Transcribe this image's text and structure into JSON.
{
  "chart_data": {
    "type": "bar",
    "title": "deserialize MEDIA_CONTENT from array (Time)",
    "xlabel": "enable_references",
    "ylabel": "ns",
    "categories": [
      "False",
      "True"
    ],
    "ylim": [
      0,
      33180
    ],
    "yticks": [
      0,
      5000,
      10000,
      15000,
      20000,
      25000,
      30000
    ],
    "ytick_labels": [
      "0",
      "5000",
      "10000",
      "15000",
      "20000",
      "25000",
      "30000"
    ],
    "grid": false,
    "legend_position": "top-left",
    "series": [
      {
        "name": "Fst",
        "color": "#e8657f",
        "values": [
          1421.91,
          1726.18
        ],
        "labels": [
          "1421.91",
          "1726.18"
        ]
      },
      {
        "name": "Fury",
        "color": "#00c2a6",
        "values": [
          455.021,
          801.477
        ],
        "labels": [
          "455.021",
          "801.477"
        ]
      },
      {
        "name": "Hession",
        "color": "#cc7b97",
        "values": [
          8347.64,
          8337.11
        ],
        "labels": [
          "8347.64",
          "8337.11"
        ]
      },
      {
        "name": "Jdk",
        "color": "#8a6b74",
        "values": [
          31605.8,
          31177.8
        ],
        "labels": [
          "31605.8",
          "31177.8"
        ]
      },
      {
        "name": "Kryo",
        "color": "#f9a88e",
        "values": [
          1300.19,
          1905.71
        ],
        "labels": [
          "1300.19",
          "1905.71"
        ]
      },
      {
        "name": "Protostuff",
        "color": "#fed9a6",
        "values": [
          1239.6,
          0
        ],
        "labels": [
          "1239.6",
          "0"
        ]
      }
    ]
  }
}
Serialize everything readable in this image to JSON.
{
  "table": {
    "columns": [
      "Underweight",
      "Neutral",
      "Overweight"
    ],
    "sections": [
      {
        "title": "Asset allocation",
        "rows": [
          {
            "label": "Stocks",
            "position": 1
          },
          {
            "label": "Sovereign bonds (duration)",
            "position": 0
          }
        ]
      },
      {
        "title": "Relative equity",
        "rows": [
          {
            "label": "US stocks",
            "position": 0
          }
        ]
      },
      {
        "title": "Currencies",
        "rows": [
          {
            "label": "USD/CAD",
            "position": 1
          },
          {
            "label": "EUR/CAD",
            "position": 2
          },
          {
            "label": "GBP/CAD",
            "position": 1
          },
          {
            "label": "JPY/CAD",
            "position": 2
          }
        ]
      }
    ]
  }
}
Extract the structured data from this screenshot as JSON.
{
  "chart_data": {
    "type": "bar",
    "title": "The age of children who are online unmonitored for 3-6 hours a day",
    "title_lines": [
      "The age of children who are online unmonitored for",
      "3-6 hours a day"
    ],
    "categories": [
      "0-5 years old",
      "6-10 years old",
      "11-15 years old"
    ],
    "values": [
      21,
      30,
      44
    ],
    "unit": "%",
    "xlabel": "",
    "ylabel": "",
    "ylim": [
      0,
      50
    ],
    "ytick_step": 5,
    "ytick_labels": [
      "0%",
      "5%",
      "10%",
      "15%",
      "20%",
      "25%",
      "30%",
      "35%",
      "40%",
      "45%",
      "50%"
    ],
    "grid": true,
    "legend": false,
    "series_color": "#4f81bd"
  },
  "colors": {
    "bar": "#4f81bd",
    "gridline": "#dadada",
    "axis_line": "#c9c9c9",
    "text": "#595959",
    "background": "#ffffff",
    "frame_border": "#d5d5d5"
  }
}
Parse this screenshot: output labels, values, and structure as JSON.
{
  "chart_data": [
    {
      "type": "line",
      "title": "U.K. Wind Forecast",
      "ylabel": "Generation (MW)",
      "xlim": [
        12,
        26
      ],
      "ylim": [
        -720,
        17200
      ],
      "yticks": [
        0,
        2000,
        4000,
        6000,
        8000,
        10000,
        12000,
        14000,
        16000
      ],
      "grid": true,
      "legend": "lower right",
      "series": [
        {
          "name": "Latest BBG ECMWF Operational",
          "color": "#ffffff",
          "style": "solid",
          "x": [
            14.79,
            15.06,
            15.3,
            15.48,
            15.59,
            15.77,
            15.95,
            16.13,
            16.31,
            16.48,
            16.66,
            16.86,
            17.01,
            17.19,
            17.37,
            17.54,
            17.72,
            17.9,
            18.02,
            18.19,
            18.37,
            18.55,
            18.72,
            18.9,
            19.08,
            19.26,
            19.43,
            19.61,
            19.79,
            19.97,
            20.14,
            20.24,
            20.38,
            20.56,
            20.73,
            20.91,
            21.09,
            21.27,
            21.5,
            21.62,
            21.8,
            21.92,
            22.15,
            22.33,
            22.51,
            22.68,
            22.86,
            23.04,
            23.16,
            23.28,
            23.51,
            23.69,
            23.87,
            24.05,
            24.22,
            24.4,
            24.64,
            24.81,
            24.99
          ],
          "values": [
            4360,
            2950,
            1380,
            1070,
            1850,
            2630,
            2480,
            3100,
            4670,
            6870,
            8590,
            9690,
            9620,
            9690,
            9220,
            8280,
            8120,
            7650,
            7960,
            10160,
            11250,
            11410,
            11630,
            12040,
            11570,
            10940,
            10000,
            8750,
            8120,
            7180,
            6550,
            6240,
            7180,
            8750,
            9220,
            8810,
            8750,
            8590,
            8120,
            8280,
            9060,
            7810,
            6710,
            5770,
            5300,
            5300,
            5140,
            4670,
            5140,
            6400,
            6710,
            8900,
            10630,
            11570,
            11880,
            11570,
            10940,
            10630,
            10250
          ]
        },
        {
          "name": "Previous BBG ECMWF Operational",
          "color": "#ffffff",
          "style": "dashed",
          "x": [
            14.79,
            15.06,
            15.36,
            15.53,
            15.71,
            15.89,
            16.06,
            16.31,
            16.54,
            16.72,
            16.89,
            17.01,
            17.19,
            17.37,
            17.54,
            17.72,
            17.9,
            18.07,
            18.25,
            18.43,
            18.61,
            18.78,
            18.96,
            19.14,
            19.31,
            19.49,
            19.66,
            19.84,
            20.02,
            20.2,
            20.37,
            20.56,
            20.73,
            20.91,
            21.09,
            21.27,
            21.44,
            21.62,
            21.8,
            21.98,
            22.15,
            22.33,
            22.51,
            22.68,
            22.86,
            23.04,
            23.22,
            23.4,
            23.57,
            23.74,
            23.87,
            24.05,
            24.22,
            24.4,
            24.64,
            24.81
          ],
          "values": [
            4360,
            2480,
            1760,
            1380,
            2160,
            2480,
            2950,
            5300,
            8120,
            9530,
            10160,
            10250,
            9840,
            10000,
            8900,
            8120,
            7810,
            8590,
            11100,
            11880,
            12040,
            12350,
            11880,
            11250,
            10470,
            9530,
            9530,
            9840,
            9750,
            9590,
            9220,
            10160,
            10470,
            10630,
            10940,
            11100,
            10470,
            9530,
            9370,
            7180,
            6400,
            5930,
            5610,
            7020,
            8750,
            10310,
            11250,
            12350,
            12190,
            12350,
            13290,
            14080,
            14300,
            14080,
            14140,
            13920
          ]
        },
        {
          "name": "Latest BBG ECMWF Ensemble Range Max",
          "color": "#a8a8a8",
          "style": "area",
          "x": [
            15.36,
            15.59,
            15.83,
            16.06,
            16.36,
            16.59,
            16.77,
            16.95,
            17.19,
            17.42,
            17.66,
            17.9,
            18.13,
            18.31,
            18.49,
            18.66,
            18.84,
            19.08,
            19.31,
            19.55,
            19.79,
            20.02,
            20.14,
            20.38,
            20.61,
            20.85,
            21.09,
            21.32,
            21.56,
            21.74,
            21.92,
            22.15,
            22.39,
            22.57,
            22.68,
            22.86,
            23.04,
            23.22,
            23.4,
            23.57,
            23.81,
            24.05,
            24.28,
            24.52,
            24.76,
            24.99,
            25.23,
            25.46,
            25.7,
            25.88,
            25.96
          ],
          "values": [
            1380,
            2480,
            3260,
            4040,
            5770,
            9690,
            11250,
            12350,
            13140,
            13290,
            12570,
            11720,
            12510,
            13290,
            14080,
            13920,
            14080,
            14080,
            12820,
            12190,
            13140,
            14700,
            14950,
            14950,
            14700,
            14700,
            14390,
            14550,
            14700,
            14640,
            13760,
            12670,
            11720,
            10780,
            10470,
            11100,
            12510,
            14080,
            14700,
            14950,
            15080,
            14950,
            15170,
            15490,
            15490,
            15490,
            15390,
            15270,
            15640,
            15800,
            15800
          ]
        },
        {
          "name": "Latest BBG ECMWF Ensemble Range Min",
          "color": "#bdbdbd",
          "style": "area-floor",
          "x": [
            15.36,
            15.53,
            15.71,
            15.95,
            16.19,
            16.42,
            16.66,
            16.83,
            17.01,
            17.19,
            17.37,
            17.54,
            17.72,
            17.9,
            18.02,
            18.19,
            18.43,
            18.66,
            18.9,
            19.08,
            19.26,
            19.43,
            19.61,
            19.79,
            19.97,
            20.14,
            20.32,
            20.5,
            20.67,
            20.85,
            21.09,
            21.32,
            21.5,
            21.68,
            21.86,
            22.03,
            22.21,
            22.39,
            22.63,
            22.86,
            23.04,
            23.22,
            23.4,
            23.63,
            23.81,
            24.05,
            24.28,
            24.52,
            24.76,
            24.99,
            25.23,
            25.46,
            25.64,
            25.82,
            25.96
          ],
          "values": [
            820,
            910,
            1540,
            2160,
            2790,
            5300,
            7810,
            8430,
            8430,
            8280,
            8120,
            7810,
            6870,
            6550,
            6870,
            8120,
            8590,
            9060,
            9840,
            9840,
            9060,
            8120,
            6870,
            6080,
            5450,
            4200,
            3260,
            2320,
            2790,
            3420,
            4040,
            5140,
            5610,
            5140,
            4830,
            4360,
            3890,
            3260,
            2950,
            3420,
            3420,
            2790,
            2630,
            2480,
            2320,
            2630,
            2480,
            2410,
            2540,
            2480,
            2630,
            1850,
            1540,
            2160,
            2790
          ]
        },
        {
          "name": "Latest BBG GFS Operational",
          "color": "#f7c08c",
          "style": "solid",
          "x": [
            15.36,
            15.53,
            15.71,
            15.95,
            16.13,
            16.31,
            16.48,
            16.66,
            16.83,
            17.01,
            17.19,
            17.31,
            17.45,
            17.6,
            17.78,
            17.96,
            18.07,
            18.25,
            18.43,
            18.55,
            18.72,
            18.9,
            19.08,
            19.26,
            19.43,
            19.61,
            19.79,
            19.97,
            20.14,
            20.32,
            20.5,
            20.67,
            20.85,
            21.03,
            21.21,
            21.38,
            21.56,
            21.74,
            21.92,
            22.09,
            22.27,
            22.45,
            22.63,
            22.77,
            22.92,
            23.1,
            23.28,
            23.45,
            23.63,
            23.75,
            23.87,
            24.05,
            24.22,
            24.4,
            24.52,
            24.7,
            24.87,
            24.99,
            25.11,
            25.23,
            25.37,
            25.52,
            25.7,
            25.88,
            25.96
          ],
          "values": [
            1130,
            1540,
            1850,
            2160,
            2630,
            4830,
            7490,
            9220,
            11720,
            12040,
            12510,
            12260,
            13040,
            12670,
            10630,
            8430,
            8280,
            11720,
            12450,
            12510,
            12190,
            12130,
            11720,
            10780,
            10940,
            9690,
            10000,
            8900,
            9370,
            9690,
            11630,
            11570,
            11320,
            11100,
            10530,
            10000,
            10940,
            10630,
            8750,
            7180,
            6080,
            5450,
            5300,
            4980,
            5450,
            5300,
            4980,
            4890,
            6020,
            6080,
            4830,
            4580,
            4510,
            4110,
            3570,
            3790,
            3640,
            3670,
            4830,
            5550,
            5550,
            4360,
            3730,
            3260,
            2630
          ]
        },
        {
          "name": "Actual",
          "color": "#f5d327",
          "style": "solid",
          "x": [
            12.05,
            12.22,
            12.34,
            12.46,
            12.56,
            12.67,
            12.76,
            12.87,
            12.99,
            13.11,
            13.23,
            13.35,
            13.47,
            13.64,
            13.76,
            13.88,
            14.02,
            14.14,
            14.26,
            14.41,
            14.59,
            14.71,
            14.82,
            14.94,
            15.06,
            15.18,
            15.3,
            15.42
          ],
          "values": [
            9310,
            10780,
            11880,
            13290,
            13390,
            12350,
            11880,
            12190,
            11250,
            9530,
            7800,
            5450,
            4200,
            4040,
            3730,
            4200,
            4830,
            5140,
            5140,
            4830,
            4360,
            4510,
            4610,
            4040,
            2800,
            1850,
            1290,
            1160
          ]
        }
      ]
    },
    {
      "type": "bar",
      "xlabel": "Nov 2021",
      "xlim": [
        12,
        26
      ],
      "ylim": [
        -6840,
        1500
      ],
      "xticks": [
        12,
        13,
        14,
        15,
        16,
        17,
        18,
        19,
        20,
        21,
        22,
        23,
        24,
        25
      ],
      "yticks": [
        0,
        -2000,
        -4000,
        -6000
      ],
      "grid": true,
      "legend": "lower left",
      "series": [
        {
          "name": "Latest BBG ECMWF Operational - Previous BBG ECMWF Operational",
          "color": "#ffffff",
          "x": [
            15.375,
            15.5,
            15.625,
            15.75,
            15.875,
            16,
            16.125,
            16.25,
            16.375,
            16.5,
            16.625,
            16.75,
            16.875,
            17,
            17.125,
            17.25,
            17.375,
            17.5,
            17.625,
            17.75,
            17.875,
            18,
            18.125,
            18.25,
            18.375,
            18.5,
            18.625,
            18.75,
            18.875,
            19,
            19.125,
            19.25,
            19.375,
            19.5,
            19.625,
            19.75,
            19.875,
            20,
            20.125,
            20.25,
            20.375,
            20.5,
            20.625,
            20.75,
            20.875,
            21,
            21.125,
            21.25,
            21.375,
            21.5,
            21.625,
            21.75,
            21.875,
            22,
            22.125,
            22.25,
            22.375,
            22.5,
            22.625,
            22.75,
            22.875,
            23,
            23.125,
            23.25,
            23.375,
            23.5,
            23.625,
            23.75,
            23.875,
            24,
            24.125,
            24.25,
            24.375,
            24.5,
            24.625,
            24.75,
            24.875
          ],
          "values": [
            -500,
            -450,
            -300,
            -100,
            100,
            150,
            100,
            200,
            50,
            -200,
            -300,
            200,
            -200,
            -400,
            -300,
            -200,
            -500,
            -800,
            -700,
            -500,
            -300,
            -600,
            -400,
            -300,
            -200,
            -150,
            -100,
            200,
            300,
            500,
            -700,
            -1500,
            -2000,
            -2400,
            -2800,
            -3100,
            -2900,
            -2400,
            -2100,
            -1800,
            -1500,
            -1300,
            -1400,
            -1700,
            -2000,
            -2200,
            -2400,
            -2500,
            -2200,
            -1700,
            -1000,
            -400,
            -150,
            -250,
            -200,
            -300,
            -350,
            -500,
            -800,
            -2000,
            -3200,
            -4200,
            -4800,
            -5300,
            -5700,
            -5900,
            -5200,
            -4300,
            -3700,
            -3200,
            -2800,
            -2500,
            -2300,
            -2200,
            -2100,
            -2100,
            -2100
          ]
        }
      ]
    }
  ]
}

Task directions |
All lines of the data above that include the word "Previous" must be shown.

The answer |
          "name": "Previous BBG ECMWF Operational",
          "name": "Latest BBG ECMWF Operational - Previous BBG ECMWF Operational",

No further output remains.